--- Start ---

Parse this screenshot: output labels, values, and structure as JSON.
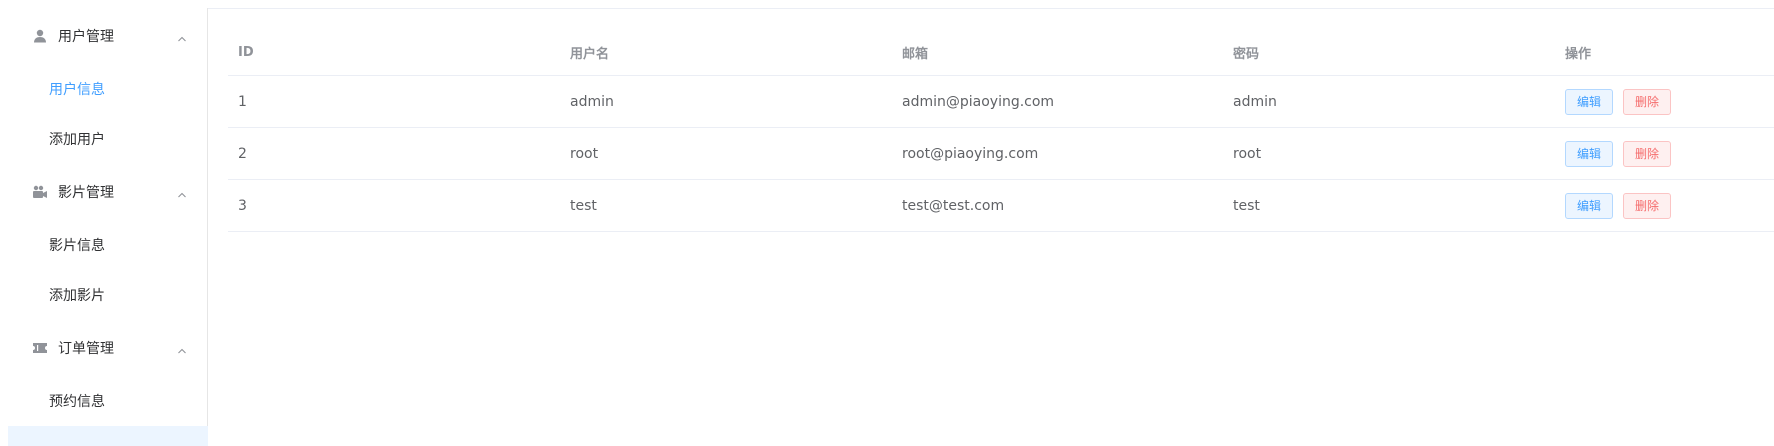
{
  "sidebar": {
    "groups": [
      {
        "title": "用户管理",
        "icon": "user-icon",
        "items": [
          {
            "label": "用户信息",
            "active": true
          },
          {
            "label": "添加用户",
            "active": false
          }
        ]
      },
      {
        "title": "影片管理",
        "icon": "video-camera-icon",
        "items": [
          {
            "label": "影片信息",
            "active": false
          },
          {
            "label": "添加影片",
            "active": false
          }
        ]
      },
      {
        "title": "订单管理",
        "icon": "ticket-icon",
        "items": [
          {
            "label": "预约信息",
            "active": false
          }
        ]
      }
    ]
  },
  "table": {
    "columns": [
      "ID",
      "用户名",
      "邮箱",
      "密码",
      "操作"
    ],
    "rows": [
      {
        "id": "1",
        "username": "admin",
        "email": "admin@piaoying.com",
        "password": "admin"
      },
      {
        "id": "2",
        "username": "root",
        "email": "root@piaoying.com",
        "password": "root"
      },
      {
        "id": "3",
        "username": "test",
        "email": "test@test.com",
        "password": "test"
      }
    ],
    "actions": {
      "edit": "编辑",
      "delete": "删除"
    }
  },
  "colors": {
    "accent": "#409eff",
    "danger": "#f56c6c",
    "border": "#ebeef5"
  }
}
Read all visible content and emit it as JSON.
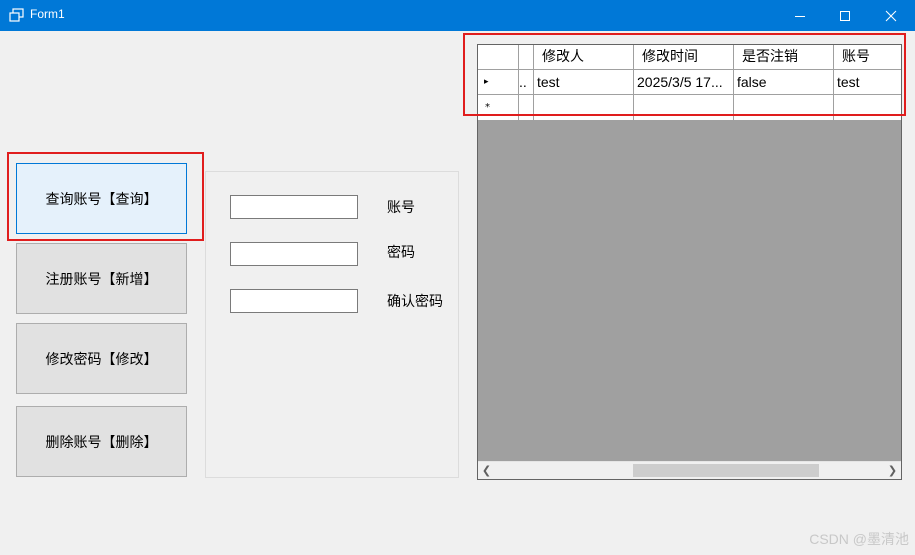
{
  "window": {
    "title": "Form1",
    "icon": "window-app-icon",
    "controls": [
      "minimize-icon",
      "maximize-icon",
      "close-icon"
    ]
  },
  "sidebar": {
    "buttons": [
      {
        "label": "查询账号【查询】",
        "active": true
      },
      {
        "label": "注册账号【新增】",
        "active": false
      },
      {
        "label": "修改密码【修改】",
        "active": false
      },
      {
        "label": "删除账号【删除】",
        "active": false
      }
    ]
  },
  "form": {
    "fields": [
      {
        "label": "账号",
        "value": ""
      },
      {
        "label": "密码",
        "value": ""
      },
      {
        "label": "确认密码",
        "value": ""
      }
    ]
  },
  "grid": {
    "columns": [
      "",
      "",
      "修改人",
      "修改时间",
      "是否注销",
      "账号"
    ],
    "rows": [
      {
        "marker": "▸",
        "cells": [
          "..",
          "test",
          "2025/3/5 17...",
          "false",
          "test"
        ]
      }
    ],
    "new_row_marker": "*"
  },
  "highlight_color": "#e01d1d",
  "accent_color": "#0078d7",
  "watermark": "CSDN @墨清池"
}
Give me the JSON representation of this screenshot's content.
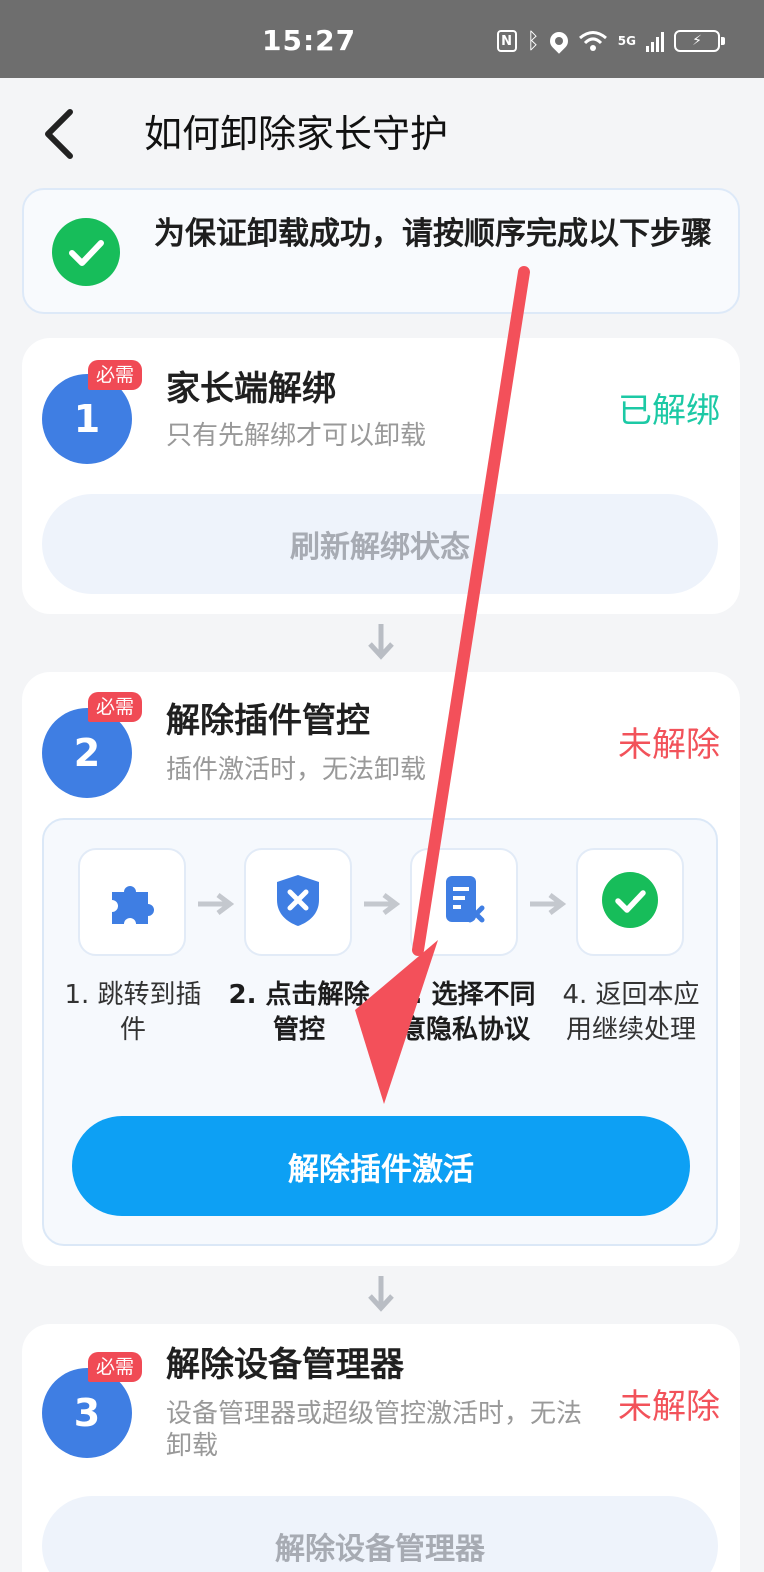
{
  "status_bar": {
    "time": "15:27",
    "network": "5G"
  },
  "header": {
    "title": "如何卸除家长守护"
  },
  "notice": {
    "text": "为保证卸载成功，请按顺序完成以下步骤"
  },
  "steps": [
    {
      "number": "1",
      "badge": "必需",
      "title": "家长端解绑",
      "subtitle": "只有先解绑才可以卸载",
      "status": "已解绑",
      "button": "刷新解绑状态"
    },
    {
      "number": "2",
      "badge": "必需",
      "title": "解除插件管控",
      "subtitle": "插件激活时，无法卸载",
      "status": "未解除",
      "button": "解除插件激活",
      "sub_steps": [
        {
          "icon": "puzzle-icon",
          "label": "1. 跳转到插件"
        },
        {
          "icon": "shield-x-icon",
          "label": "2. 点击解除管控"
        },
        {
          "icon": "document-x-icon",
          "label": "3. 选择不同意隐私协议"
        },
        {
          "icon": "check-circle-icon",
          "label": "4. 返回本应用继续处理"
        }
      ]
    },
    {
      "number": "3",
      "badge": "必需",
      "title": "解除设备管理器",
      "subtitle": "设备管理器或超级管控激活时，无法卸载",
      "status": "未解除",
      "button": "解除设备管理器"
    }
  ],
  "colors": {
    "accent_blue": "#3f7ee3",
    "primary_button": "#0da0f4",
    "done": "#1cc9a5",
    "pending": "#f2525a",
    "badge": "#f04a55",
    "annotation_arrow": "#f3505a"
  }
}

--- End ---

- [Written task]: Copy exactly the lines from the one containing "Give me the" through the last line of the records above, including both, and omit every picture.

- [Task result]:
Give me the JSON representation of this screenshot's content.
{
  "status_bar": {
    "time": "15:27",
    "network": "5G"
  },
  "header": {
    "title": "如何卸除家长守护"
  },
  "notice": {
    "text": "为保证卸载成功，请按顺序完成以下步骤"
  },
  "steps": [
    {
      "number": "1",
      "badge": "必需",
      "title": "家长端解绑",
      "subtitle": "只有先解绑才可以卸载",
      "status": "已解绑",
      "button": "刷新解绑状态"
    },
    {
      "number": "2",
      "badge": "必需",
      "title": "解除插件管控",
      "subtitle": "插件激活时，无法卸载",
      "status": "未解除",
      "button": "解除插件激活",
      "sub_steps": [
        {
          "icon": "puzzle-icon",
          "label": "1. 跳转到插件"
        },
        {
          "icon": "shield-x-icon",
          "label": "2. 点击解除管控"
        },
        {
          "icon": "document-x-icon",
          "label": "3. 选择不同意隐私协议"
        },
        {
          "icon": "check-circle-icon",
          "label": "4. 返回本应用继续处理"
        }
      ]
    },
    {
      "number": "3",
      "badge": "必需",
      "title": "解除设备管理器",
      "subtitle": "设备管理器或超级管控激活时，无法卸载",
      "status": "未解除",
      "button": "解除设备管理器"
    }
  ],
  "colors": {
    "accent_blue": "#3f7ee3",
    "primary_button": "#0da0f4",
    "done": "#1cc9a5",
    "pending": "#f2525a",
    "badge": "#f04a55",
    "annotation_arrow": "#f3505a"
  }
}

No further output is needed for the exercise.